** START **

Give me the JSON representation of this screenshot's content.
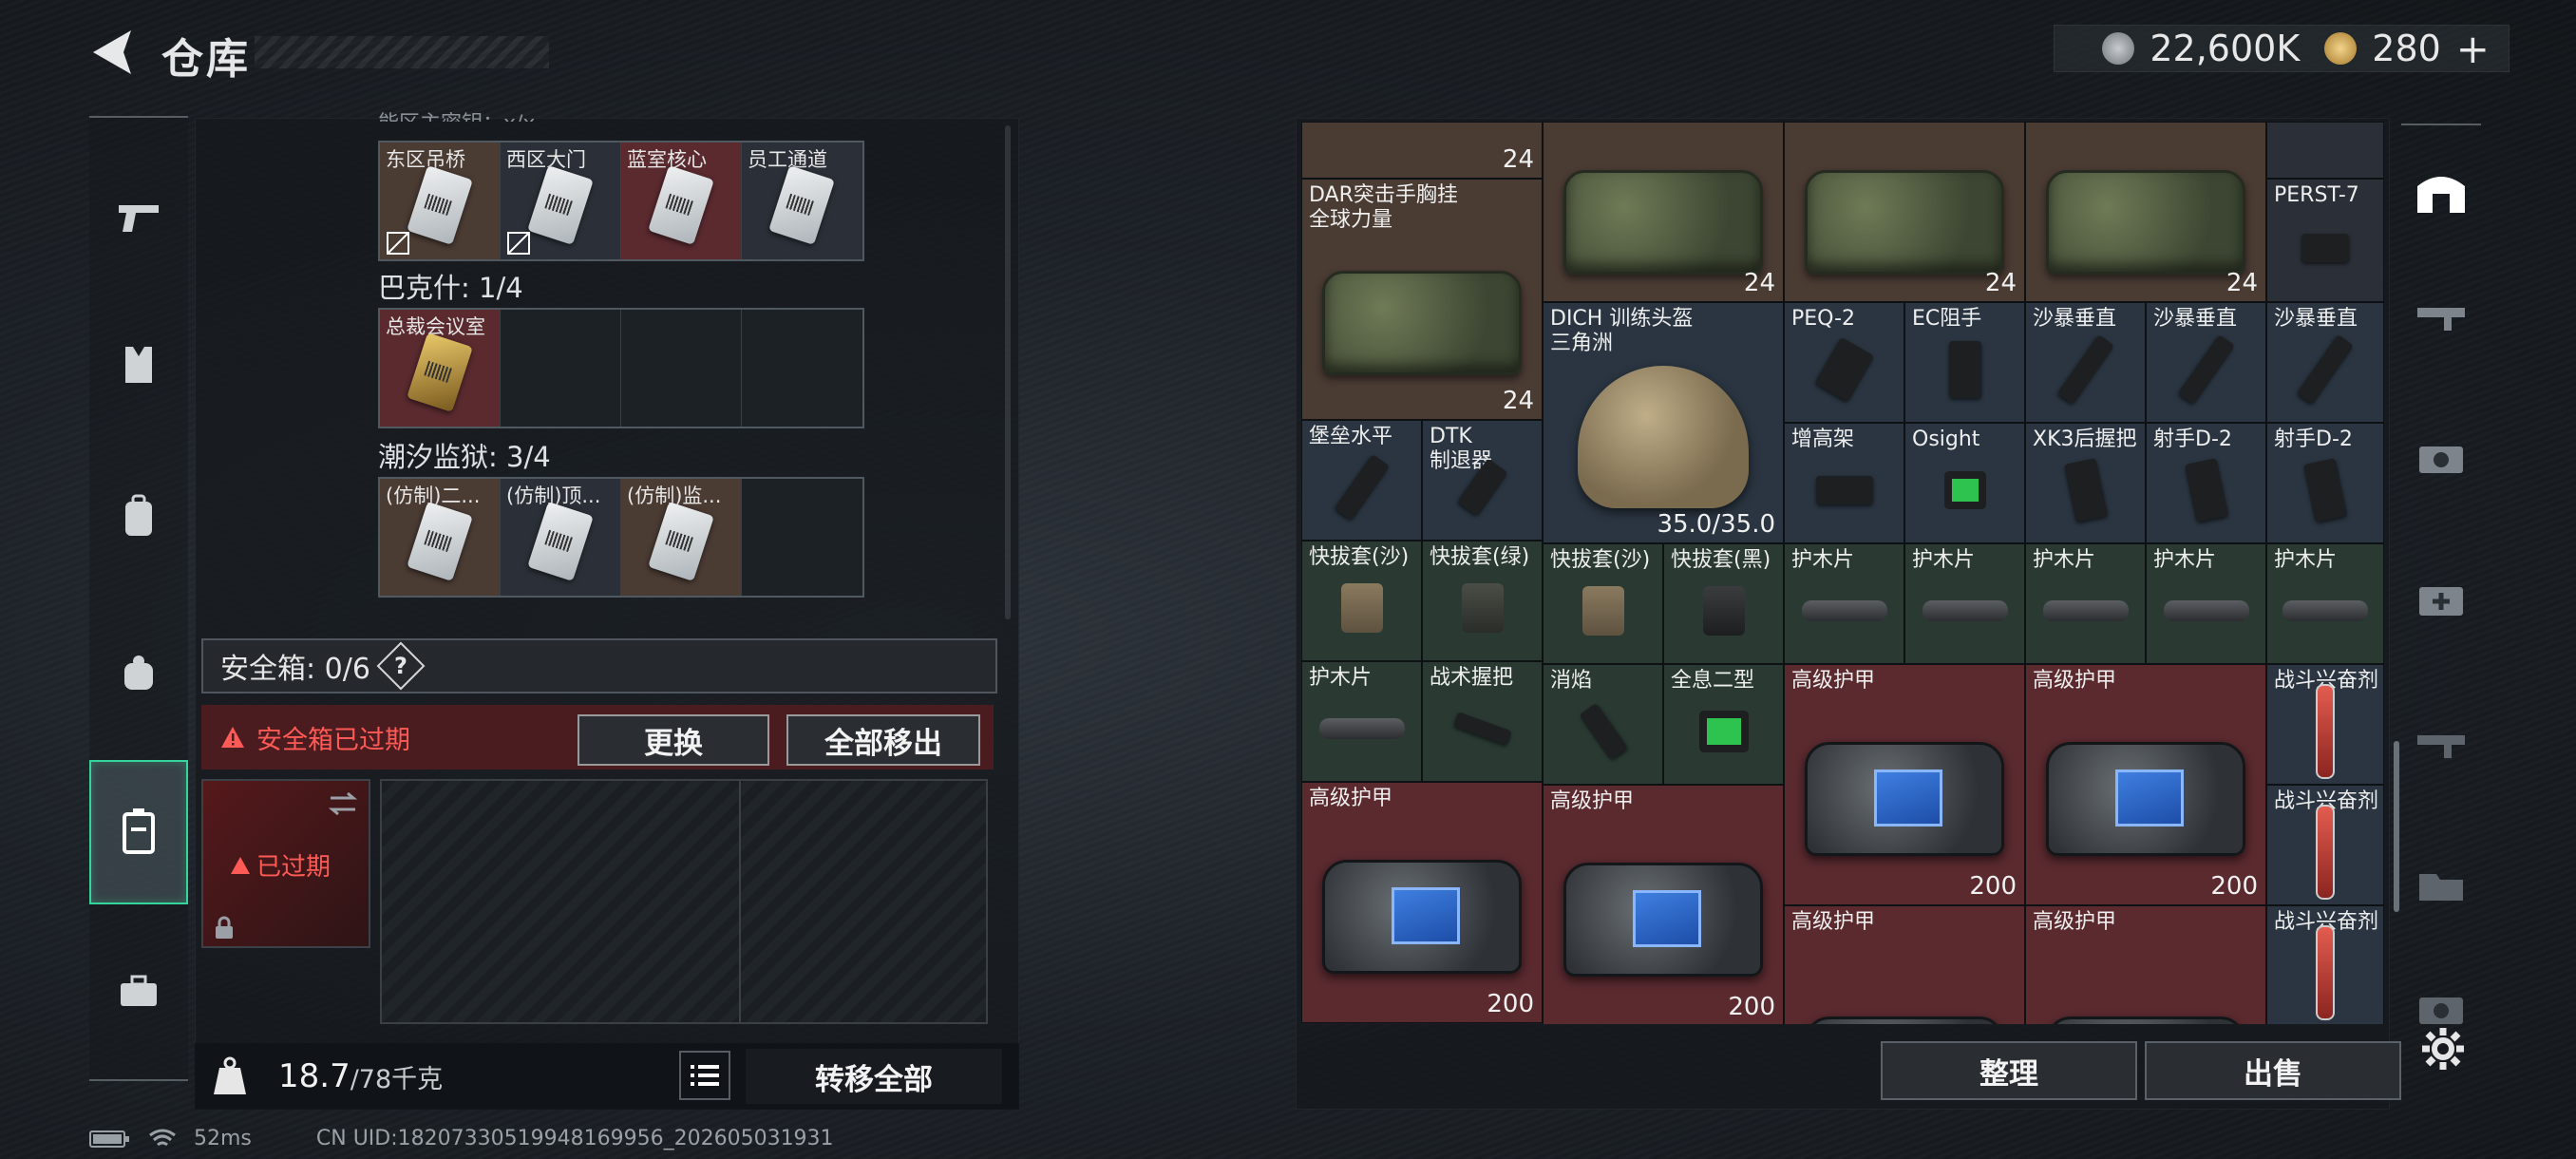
{
  "header": {
    "title": "仓库",
    "currency_1": "22,600K",
    "currency_2": "280",
    "plus": "+"
  },
  "left_panel": {
    "top_cut_text": "能区主密钥：x/x",
    "top_keys": [
      "东区吊桥",
      "西区大门",
      "蓝室核心",
      "员工通道"
    ],
    "section_2_title": "巴克什: 1/4",
    "section_2_keys": [
      "总裁会议室"
    ],
    "section_3_title": "潮汐监狱: 3/4",
    "section_3_keys": [
      "(仿制)二...",
      "(仿制)顶...",
      "(仿制)监..."
    ],
    "safe_box_label": "安全箱: 0/6",
    "help_label": "?",
    "expired_warning": "安全箱已过期",
    "replace_btn": "更换",
    "remove_all_btn": "全部移出",
    "expired_tag": "已过期",
    "weight_value": "18.7",
    "weight_unit": "/78千克",
    "transfer_all_btn": "转移全部"
  },
  "grid_items": {
    "c0": "24",
    "c1": "24",
    "c2": "24",
    "c3": "24",
    "perst": "PERST-7",
    "dar_name": "DAR突击手胸挂\n全球力量",
    "dar_count": "24",
    "dich_name": "DICH 训练头盔\n三角洲",
    "dich_dur": "35.0/35.0",
    "peq": "PEQ-2",
    "ec": "EC阻手",
    "sb1": "沙暴垂直",
    "sb2": "沙暴垂直",
    "sb3": "沙暴垂直",
    "bl": "堡垒水平",
    "dtk": "DTK\n制退器",
    "zgj": "增高架",
    "osight": "Osight",
    "xk3": "XK3后握把",
    "ssd1": "射手D-2",
    "ssd2": "射手D-2",
    "kbt1": "快拔套(沙)",
    "kbt2": "快拔套(绿)",
    "kbt3": "快拔套(沙)",
    "kbt4": "快拔套(黑)",
    "hmp1": "护木片",
    "hmp2": "护木片",
    "hmp3": "护木片",
    "hmp4": "护木片",
    "hmp5": "护木片",
    "hmp6": "护木片",
    "zswb": "战术握把",
    "xy": "消焰",
    "qxex": "全息二型",
    "armor_name": "高级护甲",
    "armor_val": "200",
    "stim": "战斗兴奋剂"
  },
  "right_buttons": {
    "sort": "整理",
    "sell": "出售"
  },
  "footer": {
    "ping": "52ms",
    "uid": "CN UID:18207330519948169956_202605031931"
  }
}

** END **

**Exercise description**. Transcribe the full listing character for character. Pictures are excluded.

**Written answer**.
Give me the JSON representation of this screenshot's content.
{
  "header": {
    "title": "仓库",
    "currency_1": "22,600K",
    "currency_2": "280",
    "plus": "+"
  },
  "left_panel": {
    "top_cut_text": "能区主密钥：x/x",
    "top_keys": [
      "东区吊桥",
      "西区大门",
      "蓝室核心",
      "员工通道"
    ],
    "section_2_title": "巴克什: 1/4",
    "section_2_keys": [
      "总裁会议室"
    ],
    "section_3_title": "潮汐监狱: 3/4",
    "section_3_keys": [
      "(仿制)二...",
      "(仿制)顶...",
      "(仿制)监..."
    ],
    "safe_box_label": "安全箱: 0/6",
    "help_label": "?",
    "expired_warning": "安全箱已过期",
    "replace_btn": "更换",
    "remove_all_btn": "全部移出",
    "expired_tag": "已过期",
    "weight_value": "18.7",
    "weight_unit": "/78千克",
    "transfer_all_btn": "转移全部"
  },
  "grid_items": {
    "c0": "24",
    "c1": "24",
    "c2": "24",
    "c3": "24",
    "perst": "PERST-7",
    "dar_name": "DAR突击手胸挂\n全球力量",
    "dar_count": "24",
    "dich_name": "DICH 训练头盔\n三角洲",
    "dich_dur": "35.0/35.0",
    "peq": "PEQ-2",
    "ec": "EC阻手",
    "sb1": "沙暴垂直",
    "sb2": "沙暴垂直",
    "sb3": "沙暴垂直",
    "bl": "堡垒水平",
    "dtk": "DTK\n制退器",
    "zgj": "增高架",
    "osight": "Osight",
    "xk3": "XK3后握把",
    "ssd1": "射手D-2",
    "ssd2": "射手D-2",
    "kbt1": "快拔套(沙)",
    "kbt2": "快拔套(绿)",
    "kbt3": "快拔套(沙)",
    "kbt4": "快拔套(黑)",
    "hmp1": "护木片",
    "hmp2": "护木片",
    "hmp3": "护木片",
    "hmp4": "护木片",
    "hmp5": "护木片",
    "hmp6": "护木片",
    "zswb": "战术握把",
    "xy": "消焰",
    "qxex": "全息二型",
    "armor_name": "高级护甲",
    "armor_val": "200",
    "stim": "战斗兴奋剂"
  },
  "right_buttons": {
    "sort": "整理",
    "sell": "出售"
  },
  "footer": {
    "ping": "52ms",
    "uid": "CN UID:18207330519948169956_202605031931"
  }
}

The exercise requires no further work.